- [STATED EXERCISE] Return only this: the line with "Read all visible content and emit it as JSON." and all the lines that follow it below, through the final one, exactly as they are.

- [DATA SUPPLIED]
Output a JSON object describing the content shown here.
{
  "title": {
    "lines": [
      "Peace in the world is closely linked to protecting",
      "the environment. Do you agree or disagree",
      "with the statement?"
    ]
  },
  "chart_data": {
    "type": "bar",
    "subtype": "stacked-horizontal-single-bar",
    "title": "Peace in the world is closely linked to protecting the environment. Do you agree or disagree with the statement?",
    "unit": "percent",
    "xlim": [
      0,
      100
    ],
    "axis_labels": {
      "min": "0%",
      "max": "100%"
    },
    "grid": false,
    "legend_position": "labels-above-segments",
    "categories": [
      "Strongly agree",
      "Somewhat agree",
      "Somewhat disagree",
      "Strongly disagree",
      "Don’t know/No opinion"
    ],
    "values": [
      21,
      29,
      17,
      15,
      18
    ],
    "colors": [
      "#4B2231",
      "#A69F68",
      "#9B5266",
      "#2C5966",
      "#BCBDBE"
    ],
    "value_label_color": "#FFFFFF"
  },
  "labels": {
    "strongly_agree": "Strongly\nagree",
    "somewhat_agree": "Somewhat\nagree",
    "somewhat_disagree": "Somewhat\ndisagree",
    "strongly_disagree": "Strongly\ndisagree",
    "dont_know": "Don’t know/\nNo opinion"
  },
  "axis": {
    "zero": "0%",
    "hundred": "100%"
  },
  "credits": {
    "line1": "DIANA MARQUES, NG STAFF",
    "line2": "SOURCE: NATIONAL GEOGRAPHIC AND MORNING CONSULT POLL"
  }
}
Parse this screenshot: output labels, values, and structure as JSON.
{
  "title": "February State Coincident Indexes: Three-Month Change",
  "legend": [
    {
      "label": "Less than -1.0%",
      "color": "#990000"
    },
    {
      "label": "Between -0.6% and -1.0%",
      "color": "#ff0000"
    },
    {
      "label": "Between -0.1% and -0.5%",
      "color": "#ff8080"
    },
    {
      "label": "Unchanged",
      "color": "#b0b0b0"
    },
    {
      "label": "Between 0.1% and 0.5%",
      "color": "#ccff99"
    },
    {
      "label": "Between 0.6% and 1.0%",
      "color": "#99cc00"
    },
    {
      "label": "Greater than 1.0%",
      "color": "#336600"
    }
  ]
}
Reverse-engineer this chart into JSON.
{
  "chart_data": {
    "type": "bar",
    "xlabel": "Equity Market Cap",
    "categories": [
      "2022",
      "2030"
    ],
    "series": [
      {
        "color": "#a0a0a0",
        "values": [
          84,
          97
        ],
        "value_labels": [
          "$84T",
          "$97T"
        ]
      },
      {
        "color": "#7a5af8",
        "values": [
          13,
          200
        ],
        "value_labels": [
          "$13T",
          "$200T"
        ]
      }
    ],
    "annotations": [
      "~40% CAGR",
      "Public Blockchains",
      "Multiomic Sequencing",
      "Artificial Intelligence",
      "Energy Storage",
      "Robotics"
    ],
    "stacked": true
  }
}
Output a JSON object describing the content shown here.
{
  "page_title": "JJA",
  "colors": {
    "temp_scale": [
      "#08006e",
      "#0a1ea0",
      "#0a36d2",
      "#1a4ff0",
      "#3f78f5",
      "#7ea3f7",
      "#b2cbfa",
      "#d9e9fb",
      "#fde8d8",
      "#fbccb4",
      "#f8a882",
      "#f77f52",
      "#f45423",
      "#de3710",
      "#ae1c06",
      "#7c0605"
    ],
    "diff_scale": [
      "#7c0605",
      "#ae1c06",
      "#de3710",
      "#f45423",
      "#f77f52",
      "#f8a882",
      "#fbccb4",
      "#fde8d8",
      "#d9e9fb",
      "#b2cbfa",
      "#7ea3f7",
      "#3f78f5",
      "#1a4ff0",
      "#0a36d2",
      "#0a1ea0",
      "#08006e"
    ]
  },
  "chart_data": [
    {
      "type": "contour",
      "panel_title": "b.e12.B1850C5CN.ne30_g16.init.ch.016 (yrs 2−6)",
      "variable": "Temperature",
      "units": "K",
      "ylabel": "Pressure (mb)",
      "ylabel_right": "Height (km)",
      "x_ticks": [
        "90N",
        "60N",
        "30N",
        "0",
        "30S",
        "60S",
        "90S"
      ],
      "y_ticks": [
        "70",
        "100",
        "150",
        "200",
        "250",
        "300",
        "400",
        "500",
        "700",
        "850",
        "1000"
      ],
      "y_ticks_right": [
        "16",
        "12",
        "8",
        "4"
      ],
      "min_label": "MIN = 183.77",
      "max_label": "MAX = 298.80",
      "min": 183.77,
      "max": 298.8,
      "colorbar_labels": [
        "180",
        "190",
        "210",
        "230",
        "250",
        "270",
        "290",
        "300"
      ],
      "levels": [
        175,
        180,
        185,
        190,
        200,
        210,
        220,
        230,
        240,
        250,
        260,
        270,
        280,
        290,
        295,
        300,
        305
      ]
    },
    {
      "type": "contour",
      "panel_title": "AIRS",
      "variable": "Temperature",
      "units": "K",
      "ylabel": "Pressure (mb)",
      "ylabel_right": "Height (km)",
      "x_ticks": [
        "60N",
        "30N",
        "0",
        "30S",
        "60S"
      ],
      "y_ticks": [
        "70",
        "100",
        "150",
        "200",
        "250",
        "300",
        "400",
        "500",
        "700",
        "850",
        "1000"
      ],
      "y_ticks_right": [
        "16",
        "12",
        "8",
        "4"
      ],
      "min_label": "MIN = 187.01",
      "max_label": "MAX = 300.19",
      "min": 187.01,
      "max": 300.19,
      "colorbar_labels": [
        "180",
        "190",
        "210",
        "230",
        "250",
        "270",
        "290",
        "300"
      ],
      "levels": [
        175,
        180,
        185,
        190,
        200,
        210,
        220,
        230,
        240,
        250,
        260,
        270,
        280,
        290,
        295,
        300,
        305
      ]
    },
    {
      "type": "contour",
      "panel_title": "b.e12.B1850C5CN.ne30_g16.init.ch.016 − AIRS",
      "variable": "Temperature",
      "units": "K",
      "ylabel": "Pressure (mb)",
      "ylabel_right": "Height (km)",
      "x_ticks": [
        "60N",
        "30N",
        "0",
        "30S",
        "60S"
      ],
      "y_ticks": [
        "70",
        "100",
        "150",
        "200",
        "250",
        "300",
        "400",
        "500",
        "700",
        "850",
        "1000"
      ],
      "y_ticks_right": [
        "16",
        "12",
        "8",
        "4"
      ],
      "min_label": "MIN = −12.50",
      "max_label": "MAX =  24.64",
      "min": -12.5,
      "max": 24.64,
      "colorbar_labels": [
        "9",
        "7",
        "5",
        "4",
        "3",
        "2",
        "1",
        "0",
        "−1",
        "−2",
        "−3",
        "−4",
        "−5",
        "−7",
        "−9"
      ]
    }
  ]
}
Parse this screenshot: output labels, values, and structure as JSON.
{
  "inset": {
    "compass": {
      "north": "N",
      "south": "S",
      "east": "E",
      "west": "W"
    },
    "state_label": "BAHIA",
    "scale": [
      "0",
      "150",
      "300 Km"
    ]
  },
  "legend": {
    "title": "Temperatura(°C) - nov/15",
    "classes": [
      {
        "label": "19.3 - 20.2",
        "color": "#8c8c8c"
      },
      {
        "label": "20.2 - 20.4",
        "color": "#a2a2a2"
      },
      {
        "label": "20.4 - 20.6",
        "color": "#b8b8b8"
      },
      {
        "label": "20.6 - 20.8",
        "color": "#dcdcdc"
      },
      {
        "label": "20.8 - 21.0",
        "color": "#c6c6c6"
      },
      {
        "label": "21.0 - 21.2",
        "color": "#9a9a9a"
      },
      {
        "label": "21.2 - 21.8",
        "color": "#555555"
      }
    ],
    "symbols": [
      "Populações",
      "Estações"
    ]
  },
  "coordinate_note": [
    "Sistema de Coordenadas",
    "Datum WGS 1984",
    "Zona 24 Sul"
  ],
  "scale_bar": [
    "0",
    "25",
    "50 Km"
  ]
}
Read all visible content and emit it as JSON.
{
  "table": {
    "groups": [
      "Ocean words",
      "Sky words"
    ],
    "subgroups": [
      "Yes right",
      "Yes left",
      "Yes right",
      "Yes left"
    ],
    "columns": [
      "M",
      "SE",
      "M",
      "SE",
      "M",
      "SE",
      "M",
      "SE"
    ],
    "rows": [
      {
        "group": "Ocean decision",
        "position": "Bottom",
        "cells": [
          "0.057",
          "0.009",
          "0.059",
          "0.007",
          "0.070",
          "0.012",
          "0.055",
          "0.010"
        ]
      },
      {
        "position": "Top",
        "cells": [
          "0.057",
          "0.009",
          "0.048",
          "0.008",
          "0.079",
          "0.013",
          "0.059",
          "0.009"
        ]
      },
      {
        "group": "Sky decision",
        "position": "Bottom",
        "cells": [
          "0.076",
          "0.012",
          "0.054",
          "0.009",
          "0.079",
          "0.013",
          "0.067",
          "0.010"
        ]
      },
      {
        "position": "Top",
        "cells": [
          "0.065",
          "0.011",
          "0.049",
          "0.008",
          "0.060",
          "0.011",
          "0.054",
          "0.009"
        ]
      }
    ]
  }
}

- [TASK RESULT]
Read all visible content and emit it as JSON.
{
  "table": {
    "groups": [
      "Ocean words",
      "Sky words"
    ],
    "subgroups": [
      "Yes right",
      "Yes left",
      "Yes right",
      "Yes left"
    ],
    "columns": [
      "M",
      "SE",
      "M",
      "SE",
      "M",
      "SE",
      "M",
      "SE"
    ],
    "rows": [
      {
        "group": "Ocean decision",
        "position": "Bottom",
        "cells": [
          "0.057",
          "0.009",
          "0.059",
          "0.007",
          "0.070",
          "0.012",
          "0.055",
          "0.010"
        ]
      },
      {
        "position": "Top",
        "cells": [
          "0.057",
          "0.009",
          "0.048",
          "0.008",
          "0.079",
          "0.013",
          "0.059",
          "0.009"
        ]
      },
      {
        "group": "Sky decision",
        "position": "Bottom",
        "cells": [
          "0.076",
          "0.012",
          "0.054",
          "0.009",
          "0.079",
          "0.013",
          "0.067",
          "0.010"
        ]
      },
      {
        "position": "Top",
        "cells": [
          "0.065",
          "0.011",
          "0.049",
          "0.008",
          "0.060",
          "0.011",
          "0.054",
          "0.009"
        ]
      }
    ]
  }
}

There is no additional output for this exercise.